§ **Exercise directions**
Exactly reproduce all the records, keeping pictures out of the copy.

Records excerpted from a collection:
________________
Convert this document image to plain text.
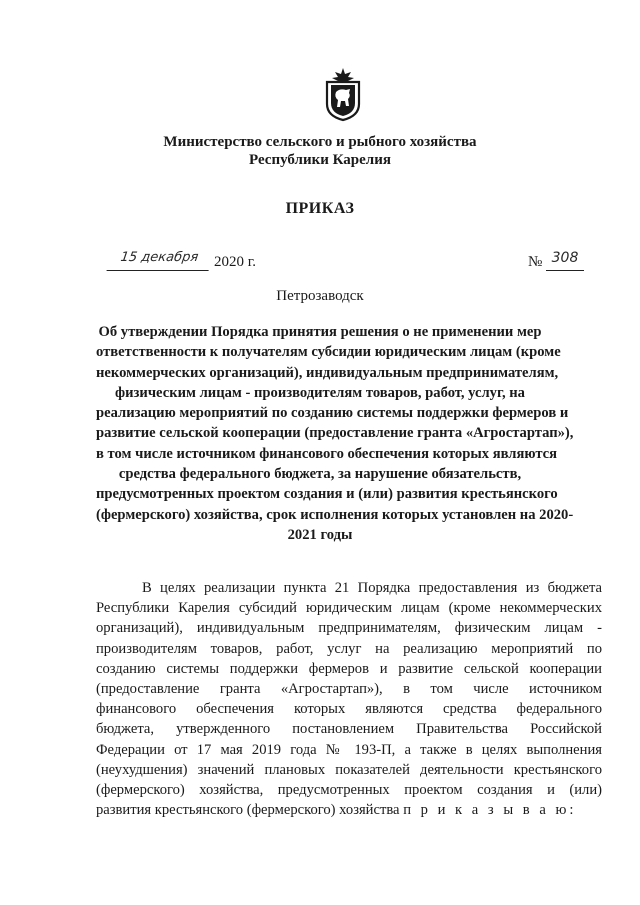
Министерство сельского и рыбного хозяйства
Республики Карелия
ПРИКАЗ
15 декабря 2020 г.	№ 308
Петрозаводск
Об утверждении Порядка принятия решения о не применении мер
ответственности к получателям субсидии юридическим лицам (кроме
некоммерческих организаций), индивидуальным предпринимателям,
физическим лицам - производителям товаров, работ, услуг, на
реализацию мероприятий по созданию системы поддержки фермеров и
развитие сельской кооперации (предоставление гранта «Агростартап»),
в том числе источником финансового обеспечения которых являются
средства федерального бюджета, за нарушение обязательств,
предусмотренных проектом создания и (или) развития крестьянского
(фермерского) хозяйства, срок исполнения которых установлен на 2020-
2021 годы
В целях реализации пункта 21 Порядка предоставления из бюджета
Республики Карелия субсидий юридическим лицам (кроме некоммерческих
организаций), индивидуальным предпринимателям, физическим лицам -
производителям товаров, работ, услуг на реализацию мероприятий по
созданию системы поддержки фермеров и развитие сельской кооперации
(предоставление гранта «Агростартап»), в том числе источником
финансового обеспечения которых являются средства федерального
бюджета, утвержденного постановлением Правительства Российской
Федерации от 17 мая 2019 года № 193-П, а также в целях выполнения
(неухудшения) значений плановых показателей деятельности крестьянского
(фермерского) хозяйства, предусмотренных проектом создания и (или)
развития крестьянского (фермерского) хозяйства п р и к а з ы в а ю:
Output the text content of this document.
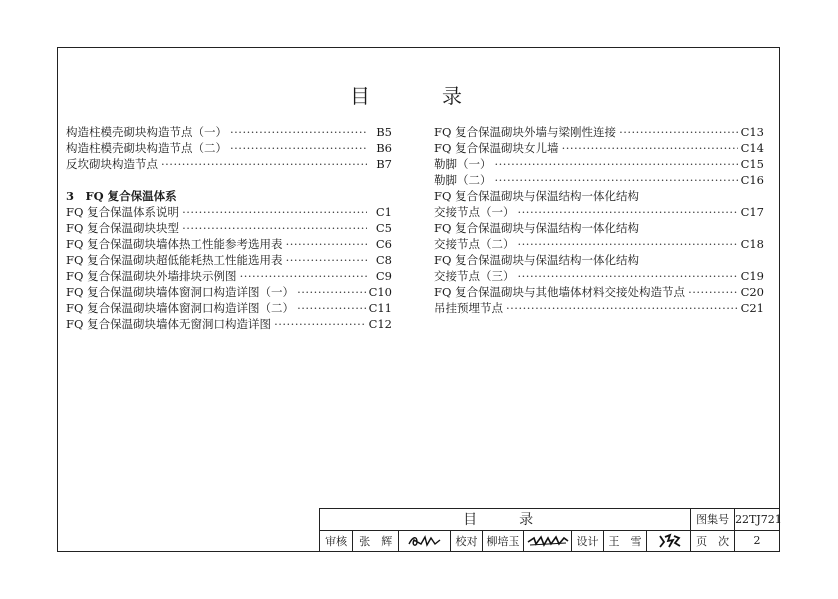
目　录
构造柱模壳砌块构造节点（一） ·····	B5
构造柱模壳砌块构造节点（二） ·····	B6
反坎砌块构造节点 ·····	B7
3　FQ 复合保温体系
FQ 复合保温体系说明 ·····	C1
FQ 复合保温砌块块型 ·····	C5
FQ 复合保温砌块墙体热工性能参考选用表 ·····	C6
FQ 复合保温砌块超低能耗热工性能选用表 ·····	C8
FQ 复合保温砌块外墙排块示例图 ·····	C9
FQ 复合保温砌块墙体窗洞口构造详图（一） ·····	C10
FQ 复合保温砌块墙体窗洞口构造详图（二） ·····	C11
FQ 复合保温砌块墙体无窗洞口构造详图 ·····	C12
FQ 复合保温砌块外墙与梁刚性连接 ·····	C13
FQ 复合保温砌块女儿墙 ·····	C14
勒脚（一） ·····	C15
勒脚（二） ·····	C16
FQ 复合保温砌块与保温结构一体化结构
交接节点（一） ·····	C17
FQ 复合保温砌块与保温结构一体化结构
交接节点（二） ·····	C18
FQ 复合保温砌块与保温结构一体化结构
交接节点（三） ·····	C19
FQ 复合保温砌块与其他墙体材料交接处构造节点 ·····	C20
吊挂预埋节点 ·····	C21
目　录									图集号	22TJ721
审核	张　辉		校对	柳培玉		设计	王　雪		页　次	2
________________
§ **Answer to this problem**
Convert this document image to plain text.
Министерство сельского и рыбного хозяйства
Республики Карелия
ПРИКАЗ
15 декабря 2020 г.	№ 308
Петрозаводск
Об утверждении Порядка принятия решения о не применении мер
ответственности к получателям субсидии юридическим лицам (кроме
некоммерческих организаций), индивидуальным предпринимателям,
физическим лицам - производителям товаров, работ, услуг, на
реализацию мероприятий по созданию системы поддержки фермеров и
развитие сельской кооперации (предоставление гранта «Агростартап»),
в том числе источником финансового обеспечения которых являются
средства федерального бюджета, за нарушение обязательств,
предусмотренных проектом создания и (или) развития крестьянского
(фермерского) хозяйства, срок исполнения которых установлен на 2020-
2021 годы
В целях реализации пункта 21 Порядка предоставления из бюджета
Республики Карелия субсидий юридическим лицам (кроме некоммерческих
организаций), индивидуальным предпринимателям, физическим лицам -
производителям товаров, работ, услуг на реализацию мероприятий по
созданию системы поддержки фермеров и развитие сельской кооперации
(предоставление гранта «Агростартап»), в том числе источником
финансового обеспечения которых являются средства федерального
бюджета, утвержденного постановлением Правительства Российской
Федерации от 17 мая 2019 года № 193-П, а также в целях выполнения
(неухудшения) значений плановых показателей деятельности крестьянского
(фермерского) хозяйства, предусмотренных проектом создания и (или)
развития крестьянского (фермерского) хозяйства п р и к а з ы в а ю:
Output the text content of this document.
目　录
构造柱模壳砌块构造节点（一） ·····	B5
构造柱模壳砌块构造节点（二） ·····	B6
反坎砌块构造节点 ·····	B7
3　FQ 复合保温体系
FQ 复合保温体系说明 ·····	C1
FQ 复合保温砌块块型 ·····	C5
FQ 复合保温砌块墙体热工性能参考选用表 ·····	C6
FQ 复合保温砌块超低能耗热工性能选用表 ·····	C8
FQ 复合保温砌块外墙排块示例图 ·····	C9
FQ 复合保温砌块墙体窗洞口构造详图（一） ·····	C10
FQ 复合保温砌块墙体窗洞口构造详图（二） ·····	C11
FQ 复合保温砌块墙体无窗洞口构造详图 ·····	C12
FQ 复合保温砌块外墙与梁刚性连接 ·····	C13
FQ 复合保温砌块女儿墙 ·····	C14
勒脚（一） ·····	C15
勒脚（二） ·····	C16
FQ 复合保温砌块与保温结构一体化结构
交接节点（一） ·····	C17
FQ 复合保温砌块与保温结构一体化结构
交接节点（二） ·····	C18
FQ 复合保温砌块与保温结构一体化结构
交接节点（三） ·····	C19
FQ 复合保温砌块与其他墙体材料交接处构造节点 ·····	C20
吊挂预埋节点 ·····	C21
目　录									图集号	22TJ721
审核	张　辉		校对	柳培玉		设计	王　雪		页　次	2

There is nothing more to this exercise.